Emit the data below verbatim, stripping out any pictures.

++++ Recorded information ++++

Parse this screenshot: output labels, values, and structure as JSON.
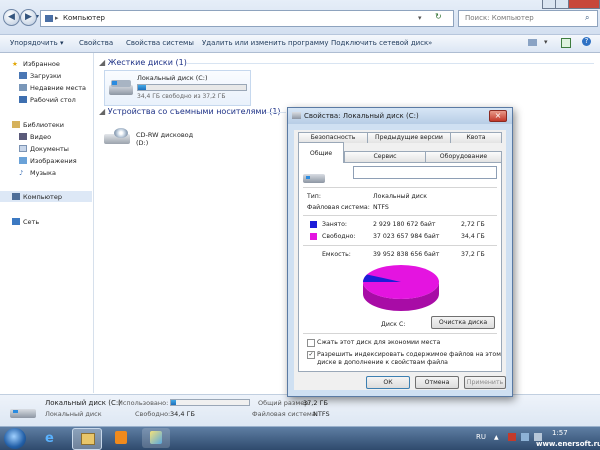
{
  "address": {
    "path_label": "Компьютер",
    "search_placeholder": "Поиск: Компьютер"
  },
  "toolbar": {
    "items": [
      "Упорядочить ▾",
      "Свойства",
      "Свойства системы",
      "Удалить или изменить программу",
      "Подключить сетевой диск",
      "»"
    ]
  },
  "nav": {
    "favorites": "Избранное",
    "downloads": "Загрузки",
    "recent": "Недавние места",
    "desktop": "Рабочий стол",
    "libraries": "Библиотеки",
    "video": "Видео",
    "documents": "Документы",
    "images": "Изображения",
    "music": "Музыка",
    "computer": "Компьютер",
    "network": "Сеть"
  },
  "content": {
    "hdd_group": "Жесткие диски (1)",
    "local_disk_name": "Локальный диск (C:)",
    "local_disk_free": "34,4 ГБ свободно из 37,2 ГБ",
    "local_disk_used_fraction": 0.07,
    "removable_group": "Устройства со съемными носителями (1)",
    "cdrom_name": "CD-RW дисковод (D:)"
  },
  "details": {
    "title": "Локальный диск (C:)",
    "subtitle": "Локальный диск",
    "used_label": "Использовано:",
    "free_label": "Свободно:",
    "free_value": "34,4 ГБ",
    "total_label": "Общий размер:",
    "total_value": "37,2 ГБ",
    "fs_label": "Файловая система:",
    "fs_value": "NTFS"
  },
  "dialog": {
    "title": "Свойства: Локальный диск (C:)",
    "tabs_row1": [
      "Безопасность",
      "Предыдущие версии",
      "Квота"
    ],
    "tabs_row2": [
      "Общие",
      "Сервис",
      "Оборудование"
    ],
    "type_label": "Тип:",
    "type_value": "Локальный диск",
    "fs_label": "Файловая система:",
    "fs_value": "NTFS",
    "used_label": "Занято:",
    "used_bytes": "2 929 180 672 байт",
    "used_size": "2,72 ГБ",
    "free_label": "Свободно:",
    "free_bytes": "37 023 657 984 байт",
    "free_size": "34,4 ГБ",
    "capacity_label": "Емкость:",
    "capacity_bytes": "39 952 838 656 байт",
    "capacity_size": "37,2 ГБ",
    "disk_label": "Диск C:",
    "cleanup_button": "Очистка диска",
    "compress_label": "Сжать этот диск для экономии места",
    "index_label_1": "Разрешить индексировать содержимое файлов на этом",
    "index_label_2": "диске в дополнение к свойствам файла",
    "ok": "ОК",
    "cancel": "Отмена",
    "apply": "Применить",
    "used_color": "#1c1cd8",
    "free_color": "#e414e0",
    "used_fraction": 0.0733
  },
  "taskbar": {
    "lang": "RU",
    "time": "1:57",
    "watermark": "www.enersoft.ru"
  }
}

++++

§ Output
Parse this screenshot: output labels, values, and structure as JSON.
{
  "address": {
    "path_label": "Компьютер",
    "search_placeholder": "Поиск: Компьютер"
  },
  "toolbar": {
    "items": [
      "Упорядочить ▾",
      "Свойства",
      "Свойства системы",
      "Удалить или изменить программу",
      "Подключить сетевой диск",
      "»"
    ]
  },
  "nav": {
    "favorites": "Избранное",
    "downloads": "Загрузки",
    "recent": "Недавние места",
    "desktop": "Рабочий стол",
    "libraries": "Библиотеки",
    "video": "Видео",
    "documents": "Документы",
    "images": "Изображения",
    "music": "Музыка",
    "computer": "Компьютер",
    "network": "Сеть"
  },
  "content": {
    "hdd_group": "Жесткие диски (1)",
    "local_disk_name": "Локальный диск (C:)",
    "local_disk_free": "34,4 ГБ свободно из 37,2 ГБ",
    "local_disk_used_fraction": 0.07,
    "removable_group": "Устройства со съемными носителями (1)",
    "cdrom_name": "CD-RW дисковод (D:)"
  },
  "details": {
    "title": "Локальный диск (C:)",
    "subtitle": "Локальный диск",
    "used_label": "Использовано:",
    "free_label": "Свободно:",
    "free_value": "34,4 ГБ",
    "total_label": "Общий размер:",
    "total_value": "37,2 ГБ",
    "fs_label": "Файловая система:",
    "fs_value": "NTFS"
  },
  "dialog": {
    "title": "Свойства: Локальный диск (C:)",
    "tabs_row1": [
      "Безопасность",
      "Предыдущие версии",
      "Квота"
    ],
    "tabs_row2": [
      "Общие",
      "Сервис",
      "Оборудование"
    ],
    "type_label": "Тип:",
    "type_value": "Локальный диск",
    "fs_label": "Файловая система:",
    "fs_value": "NTFS",
    "used_label": "Занято:",
    "used_bytes": "2 929 180 672 байт",
    "used_size": "2,72 ГБ",
    "free_label": "Свободно:",
    "free_bytes": "37 023 657 984 байт",
    "free_size": "34,4 ГБ",
    "capacity_label": "Емкость:",
    "capacity_bytes": "39 952 838 656 байт",
    "capacity_size": "37,2 ГБ",
    "disk_label": "Диск C:",
    "cleanup_button": "Очистка диска",
    "compress_label": "Сжать этот диск для экономии места",
    "index_label_1": "Разрешить индексировать содержимое файлов на этом",
    "index_label_2": "диске в дополнение к свойствам файла",
    "ok": "ОК",
    "cancel": "Отмена",
    "apply": "Применить",
    "used_color": "#1c1cd8",
    "free_color": "#e414e0",
    "used_fraction": 0.0733
  },
  "taskbar": {
    "lang": "RU",
    "time": "1:57",
    "watermark": "www.enersoft.ru"
  }
}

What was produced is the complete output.